[Items from a dataset]
=-=-=-=-=

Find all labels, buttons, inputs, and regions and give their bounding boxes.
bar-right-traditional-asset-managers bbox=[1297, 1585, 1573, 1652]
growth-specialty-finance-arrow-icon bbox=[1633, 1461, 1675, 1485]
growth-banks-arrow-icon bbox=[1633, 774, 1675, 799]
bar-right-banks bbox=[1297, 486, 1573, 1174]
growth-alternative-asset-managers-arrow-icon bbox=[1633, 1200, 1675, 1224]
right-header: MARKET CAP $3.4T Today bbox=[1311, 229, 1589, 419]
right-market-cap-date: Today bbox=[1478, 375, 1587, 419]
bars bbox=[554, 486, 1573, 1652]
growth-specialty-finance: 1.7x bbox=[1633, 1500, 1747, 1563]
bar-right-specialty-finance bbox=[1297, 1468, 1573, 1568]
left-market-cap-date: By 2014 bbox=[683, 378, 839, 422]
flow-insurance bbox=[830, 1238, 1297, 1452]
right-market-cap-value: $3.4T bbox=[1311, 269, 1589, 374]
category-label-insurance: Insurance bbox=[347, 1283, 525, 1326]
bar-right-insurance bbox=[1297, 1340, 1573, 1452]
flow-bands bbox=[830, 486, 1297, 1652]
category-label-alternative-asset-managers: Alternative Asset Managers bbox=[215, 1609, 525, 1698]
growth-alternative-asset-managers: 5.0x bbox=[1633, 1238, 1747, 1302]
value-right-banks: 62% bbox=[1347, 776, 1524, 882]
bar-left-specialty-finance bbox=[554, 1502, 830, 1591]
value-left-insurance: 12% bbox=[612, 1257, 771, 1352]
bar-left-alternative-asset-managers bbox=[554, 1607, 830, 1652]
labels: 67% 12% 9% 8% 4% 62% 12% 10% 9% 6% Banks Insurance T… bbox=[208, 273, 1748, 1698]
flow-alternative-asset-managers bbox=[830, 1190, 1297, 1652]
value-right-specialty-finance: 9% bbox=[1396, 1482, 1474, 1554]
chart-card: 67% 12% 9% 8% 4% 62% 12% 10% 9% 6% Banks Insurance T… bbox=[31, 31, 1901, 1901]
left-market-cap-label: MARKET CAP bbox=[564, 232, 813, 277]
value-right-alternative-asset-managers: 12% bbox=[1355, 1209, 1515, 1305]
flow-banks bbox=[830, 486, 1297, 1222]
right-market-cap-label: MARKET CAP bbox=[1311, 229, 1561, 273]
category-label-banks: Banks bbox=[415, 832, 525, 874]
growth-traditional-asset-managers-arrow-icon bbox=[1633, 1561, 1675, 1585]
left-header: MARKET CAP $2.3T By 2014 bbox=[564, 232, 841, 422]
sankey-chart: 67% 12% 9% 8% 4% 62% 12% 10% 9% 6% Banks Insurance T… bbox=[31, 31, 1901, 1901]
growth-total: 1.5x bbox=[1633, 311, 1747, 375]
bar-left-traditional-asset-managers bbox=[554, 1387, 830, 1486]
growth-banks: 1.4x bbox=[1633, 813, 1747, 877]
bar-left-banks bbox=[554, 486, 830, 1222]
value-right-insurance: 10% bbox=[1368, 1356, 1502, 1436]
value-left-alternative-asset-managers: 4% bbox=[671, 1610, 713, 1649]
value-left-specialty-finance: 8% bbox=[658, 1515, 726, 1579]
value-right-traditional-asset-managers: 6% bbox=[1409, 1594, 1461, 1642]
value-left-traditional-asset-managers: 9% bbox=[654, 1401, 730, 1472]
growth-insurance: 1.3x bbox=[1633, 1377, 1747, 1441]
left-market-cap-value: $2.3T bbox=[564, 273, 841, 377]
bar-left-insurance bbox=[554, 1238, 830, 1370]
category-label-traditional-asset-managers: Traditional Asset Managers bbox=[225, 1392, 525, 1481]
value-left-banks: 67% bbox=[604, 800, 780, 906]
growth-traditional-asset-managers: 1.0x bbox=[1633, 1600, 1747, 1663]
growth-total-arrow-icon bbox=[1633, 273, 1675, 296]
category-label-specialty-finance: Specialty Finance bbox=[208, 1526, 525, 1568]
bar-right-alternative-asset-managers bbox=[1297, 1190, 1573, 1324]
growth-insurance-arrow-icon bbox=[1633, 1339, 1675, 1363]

=-=-=-=-=

[Exercise goal] Copy all of the lines above exactly as they appear.

[The answer]
Find all labels, buttons, inputs, and regions and give their bounding boxes.
bar-right-traditional-asset-managers bbox=[1297, 1585, 1573, 1652]
growth-specialty-finance-arrow-icon bbox=[1633, 1461, 1675, 1485]
growth-banks-arrow-icon bbox=[1633, 774, 1675, 799]
bar-right-banks bbox=[1297, 486, 1573, 1174]
growth-alternative-asset-managers-arrow-icon bbox=[1633, 1200, 1675, 1224]
right-header: MARKET CAP $3.4T Today bbox=[1311, 229, 1589, 419]
right-market-cap-date: Today bbox=[1478, 375, 1587, 419]
bars bbox=[554, 486, 1573, 1652]
growth-specialty-finance: 1.7x bbox=[1633, 1500, 1747, 1563]
bar-right-specialty-finance bbox=[1297, 1468, 1573, 1568]
left-market-cap-date: By 2014 bbox=[683, 378, 839, 422]
flow-insurance bbox=[830, 1238, 1297, 1452]
right-market-cap-value: $3.4T bbox=[1311, 269, 1589, 374]
category-label-insurance: Insurance bbox=[347, 1283, 525, 1326]
bar-right-insurance bbox=[1297, 1340, 1573, 1452]
flow-bands bbox=[830, 486, 1297, 1652]
category-label-alternative-asset-managers: Alternative Asset Managers bbox=[215, 1609, 525, 1698]
growth-alternative-asset-managers: 5.0x bbox=[1633, 1238, 1747, 1302]
value-right-banks: 62% bbox=[1347, 776, 1524, 882]
bar-left-specialty-finance bbox=[554, 1502, 830, 1591]
value-left-insurance: 12% bbox=[612, 1257, 771, 1352]
bar-left-alternative-asset-managers bbox=[554, 1607, 830, 1652]
labels: 67% 12% 9% 8% 4% 62% 12% 10% 9% 6% Banks Insurance T… bbox=[208, 273, 1748, 1698]
flow-alternative-asset-managers bbox=[830, 1190, 1297, 1652]
value-right-specialty-finance: 9% bbox=[1396, 1482, 1474, 1554]
chart-card: 67% 12% 9% 8% 4% 62% 12% 10% 9% 6% Banks Insurance T… bbox=[31, 31, 1901, 1901]
left-market-cap-label: MARKET CAP bbox=[564, 232, 813, 277]
value-right-alternative-asset-managers: 12% bbox=[1355, 1209, 1515, 1305]
flow-banks bbox=[830, 486, 1297, 1222]
right-market-cap-label: MARKET CAP bbox=[1311, 229, 1561, 273]
category-label-banks: Banks bbox=[415, 832, 525, 874]
growth-traditional-asset-managers-arrow-icon bbox=[1633, 1561, 1675, 1585]
left-header: MARKET CAP $2.3T By 2014 bbox=[564, 232, 841, 422]
sankey-chart: 67% 12% 9% 8% 4% 62% 12% 10% 9% 6% Banks Insurance T… bbox=[31, 31, 1901, 1901]
growth-total: 1.5x bbox=[1633, 311, 1747, 375]
bar-left-traditional-asset-managers bbox=[554, 1387, 830, 1486]
growth-banks: 1.4x bbox=[1633, 813, 1747, 877]
bar-left-banks bbox=[554, 486, 830, 1222]
value-right-insurance: 10% bbox=[1368, 1356, 1502, 1436]
value-left-alternative-asset-managers: 4% bbox=[671, 1610, 713, 1649]
value-left-specialty-finance: 8% bbox=[658, 1515, 726, 1579]
value-right-traditional-asset-managers: 6% bbox=[1409, 1594, 1461, 1642]
value-left-traditional-asset-managers: 9% bbox=[654, 1401, 730, 1472]
growth-insurance: 1.3x bbox=[1633, 1377, 1747, 1441]
left-market-cap-value: $2.3T bbox=[564, 273, 841, 377]
bar-left-insurance bbox=[554, 1238, 830, 1370]
category-label-traditional-asset-managers: Traditional Asset Managers bbox=[225, 1392, 525, 1481]
value-left-banks: 67% bbox=[604, 800, 780, 906]
growth-traditional-asset-managers: 1.0x bbox=[1633, 1600, 1747, 1663]
growth-total-arrow-icon bbox=[1633, 273, 1675, 296]
category-label-specialty-finance: Specialty Finance bbox=[208, 1526, 525, 1568]
bar-right-alternative-asset-managers bbox=[1297, 1190, 1573, 1324]
growth-insurance-arrow-icon bbox=[1633, 1339, 1675, 1363]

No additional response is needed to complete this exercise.